** Start **

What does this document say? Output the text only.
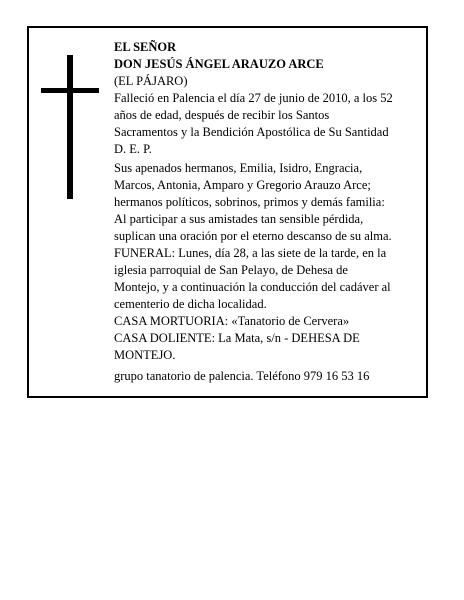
EL SEÑOR

DON JESÚS ÁNGEL ARAUZO ARCE

(EL PÁJARO)

Falleció en Palencia el día 27 de junio de 2010, a los 52

años de edad, después de recibir los Santos

Sacramentos y la Bendición Apostólica de Su Santidad

D. E. P.

Sus apenados hermanos, Emilia, Isidro, Engracia,

Marcos, Antonia, Amparo y Gregorio Arauzo Arce;

hermanos políticos, sobrinos, primos y demás familia:

Al participar a sus amistades tan sensible pérdida,

suplican una oración por el eterno descanso de su alma.

FUNERAL: Lunes, día 28, a las siete de la tarde, en la

iglesia parroquial de San Pelayo, de Dehesa de

Montejo, y a continuación la conducción del cadáver al

cementerio de dicha localidad.

CASA MORTUORIA: «Tanatorio de Cervera»

CASA DOLIENTE: La Mata, s/n - DEHESA DE

MONTEJO.

grupo tanatorio de palencia. Teléfono 979 16 53 16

** End **

→ Exercise objective: Gather up the lines containing the word "hermanos" from these records and copy them.

→ Task result:
Sus apenados hermanos, Emilia, Isidro, Engracia,
hermanos políticos, sobrinos, primos y demás familia:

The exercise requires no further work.